STATED EXERCISE —
Repeat every record below exactly, omitting any pictures.

SOURCE DATA —
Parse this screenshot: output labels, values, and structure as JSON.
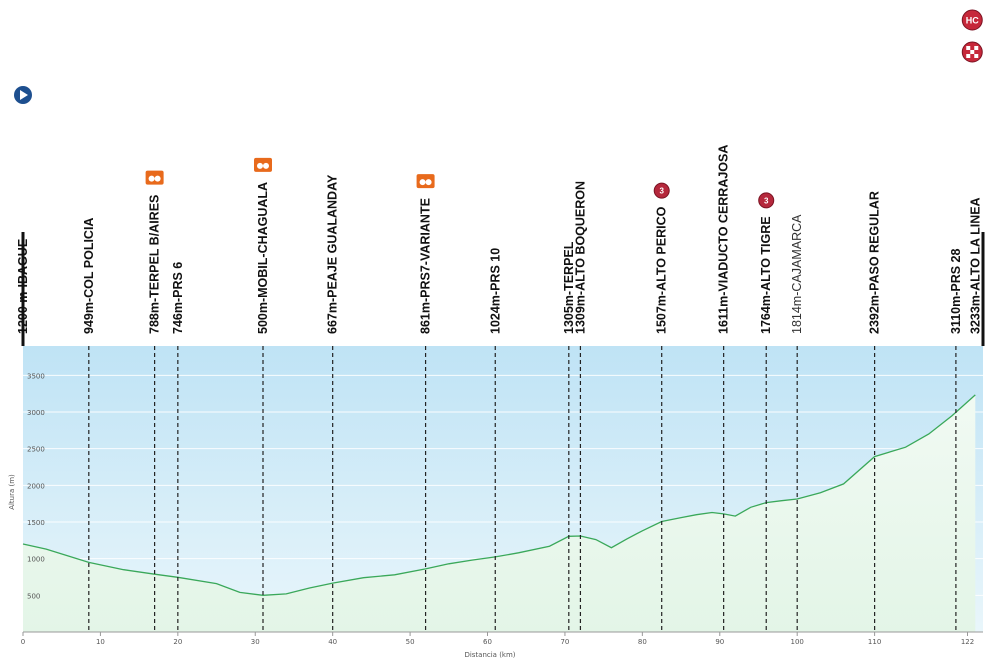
{
  "chart_data": {
    "type": "area",
    "xlabel": "Distancia (km)",
    "ylabel": "Altura (m)",
    "xlim": [
      0,
      124
    ],
    "ylim": [
      0,
      3900
    ],
    "x_ticks": [
      0,
      10,
      20,
      30,
      40,
      50,
      60,
      70,
      80,
      90,
      100,
      110,
      122
    ],
    "y_ticks": [
      500,
      1000,
      1500,
      2000,
      2500,
      3000,
      3500
    ],
    "colors": {
      "profile_line": "#3aa85a",
      "sky_top": "#bfe3f5",
      "ground_bottom": "#e6f6ea"
    },
    "profile": {
      "x": [
        0,
        3,
        8.5,
        13,
        17,
        20,
        25,
        28,
        31,
        34,
        37,
        40,
        44,
        48,
        52,
        55,
        58,
        61,
        64,
        68,
        70.5,
        72,
        74,
        76,
        78,
        80,
        82.5,
        85,
        87,
        89,
        90.5,
        92,
        94,
        96,
        98,
        100,
        103,
        106,
        110,
        114,
        117,
        120,
        123
      ],
      "y": [
        1200,
        1130,
        949,
        850,
        788,
        746,
        660,
        540,
        500,
        520,
        600,
        667,
        740,
        780,
        861,
        930,
        980,
        1024,
        1080,
        1170,
        1305,
        1309,
        1260,
        1150,
        1270,
        1380,
        1507,
        1560,
        1600,
        1630,
        1611,
        1580,
        1700,
        1764,
        1790,
        1814,
        1900,
        2020,
        2392,
        2520,
        2700,
        2950,
        3233
      ]
    },
    "waypoints": [
      {
        "x": 0,
        "label": "1200 m-IBAGUE",
        "style": "bold",
        "marker": "start-icon"
      },
      {
        "x": 8.5,
        "label": "949m-COL POLICIA",
        "style": "bold"
      },
      {
        "x": 17,
        "label": "788m-TERPEL B/AIRES",
        "style": "bold",
        "marker": "feed-zone-icon"
      },
      {
        "x": 20,
        "label": "746m-PRS 6",
        "style": "bold"
      },
      {
        "x": 31,
        "label": "500m-MOBIL-CHAGUALA",
        "style": "bold",
        "marker": "feed-zone-icon"
      },
      {
        "x": 40,
        "label": "667m-PEAJE GUALANDAY",
        "style": "bold"
      },
      {
        "x": 52,
        "label": "861m-PRS7-VARIANTE",
        "style": "bold",
        "marker": "feed-zone-icon"
      },
      {
        "x": 61,
        "label": "1024m-PRS 10",
        "style": "bold"
      },
      {
        "x": 70.5,
        "label": "1305m-TERPEL",
        "style": "bold"
      },
      {
        "x": 72,
        "label": "1309m-ALTO BOQUERON",
        "style": "bold"
      },
      {
        "x": 82.5,
        "label": "1507m-ALTO PERICO",
        "style": "bold",
        "marker": "climb-cat3-icon",
        "marker_text": "3"
      },
      {
        "x": 90.5,
        "label": "1611m-VIADUCTO CERRAJOSA",
        "style": "bold"
      },
      {
        "x": 96,
        "label": "1764m-ALTO TIGRE",
        "style": "bold",
        "marker": "climb-cat3-icon",
        "marker_text": "3"
      },
      {
        "x": 100,
        "label": "1814m-CAJAMARCA",
        "style": "light"
      },
      {
        "x": 110,
        "label": "2392m-PASO REGULAR",
        "style": "bold"
      },
      {
        "x": 120.5,
        "label": "3110m-PRS 28",
        "style": "bold"
      },
      {
        "x": 123,
        "label": "3233m-ALTO LA LINEA",
        "style": "bold",
        "marker": "climb-hc-icon",
        "marker_text": "HC"
      }
    ],
    "finish_marker": "finish-icon"
  }
}
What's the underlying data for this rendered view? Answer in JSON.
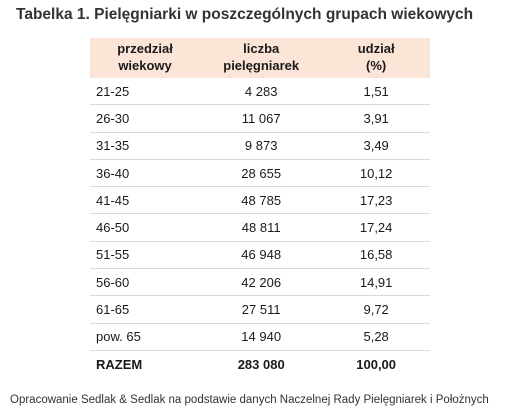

TASK OUTPUT —
Parse this screenshot: output labels, values, and structure as JSON.
{
  "chart_data": {
    "type": "area",
    "xlabel": "Distancia (km)",
    "ylabel": "Altura (m)",
    "xlim": [
      0,
      124
    ],
    "ylim": [
      0,
      3900
    ],
    "x_ticks": [
      0,
      10,
      20,
      30,
      40,
      50,
      60,
      70,
      80,
      90,
      100,
      110,
      122
    ],
    "y_ticks": [
      500,
      1000,
      1500,
      2000,
      2500,
      3000,
      3500
    ],
    "colors": {
      "profile_line": "#3aa85a",
      "sky_top": "#bfe3f5",
      "ground_bottom": "#e6f6ea"
    },
    "profile": {
      "x": [
        0,
        3,
        8.5,
        13,
        17,
        20,
        25,
        28,
        31,
        34,
        37,
        40,
        44,
        48,
        52,
        55,
        58,
        61,
        64,
        68,
        70.5,
        72,
        74,
        76,
        78,
        80,
        82.5,
        85,
        87,
        89,
        90.5,
        92,
        94,
        96,
        98,
        100,
        103,
        106,
        110,
        114,
        117,
        120,
        123
      ],
      "y": [
        1200,
        1130,
        949,
        850,
        788,
        746,
        660,
        540,
        500,
        520,
        600,
        667,
        740,
        780,
        861,
        930,
        980,
        1024,
        1080,
        1170,
        1305,
        1309,
        1260,
        1150,
        1270,
        1380,
        1507,
        1560,
        1600,
        1630,
        1611,
        1580,
        1700,
        1764,
        1790,
        1814,
        1900,
        2020,
        2392,
        2520,
        2700,
        2950,
        3233
      ]
    },
    "waypoints": [
      {
        "x": 0,
        "label": "1200 m-IBAGUE",
        "style": "bold",
        "marker": "start-icon"
      },
      {
        "x": 8.5,
        "label": "949m-COL POLICIA",
        "style": "bold"
      },
      {
        "x": 17,
        "label": "788m-TERPEL B/AIRES",
        "style": "bold",
        "marker": "feed-zone-icon"
      },
      {
        "x": 20,
        "label": "746m-PRS 6",
        "style": "bold"
      },
      {
        "x": 31,
        "label": "500m-MOBIL-CHAGUALA",
        "style": "bold",
        "marker": "feed-zone-icon"
      },
      {
        "x": 40,
        "label": "667m-PEAJE GUALANDAY",
        "style": "bold"
      },
      {
        "x": 52,
        "label": "861m-PRS7-VARIANTE",
        "style": "bold",
        "marker": "feed-zone-icon"
      },
      {
        "x": 61,
        "label": "1024m-PRS 10",
        "style": "bold"
      },
      {
        "x": 70.5,
        "label": "1305m-TERPEL",
        "style": "bold"
      },
      {
        "x": 72,
        "label": "1309m-ALTO BOQUERON",
        "style": "bold"
      },
      {
        "x": 82.5,
        "label": "1507m-ALTO PERICO",
        "style": "bold",
        "marker": "climb-cat3-icon",
        "marker_text": "3"
      },
      {
        "x": 90.5,
        "label": "1611m-VIADUCTO CERRAJOSA",
        "style": "bold"
      },
      {
        "x": 96,
        "label": "1764m-ALTO TIGRE",
        "style": "bold",
        "marker": "climb-cat3-icon",
        "marker_text": "3"
      },
      {
        "x": 100,
        "label": "1814m-CAJAMARCA",
        "style": "light"
      },
      {
        "x": 110,
        "label": "2392m-PASO REGULAR",
        "style": "bold"
      },
      {
        "x": 120.5,
        "label": "3110m-PRS 28",
        "style": "bold"
      },
      {
        "x": 123,
        "label": "3233m-ALTO LA LINEA",
        "style": "bold",
        "marker": "climb-hc-icon",
        "marker_text": "HC"
      }
    ],
    "finish_marker": "finish-icon"
  }
}
What's the underlying data for this rendered view? Answer in JSON.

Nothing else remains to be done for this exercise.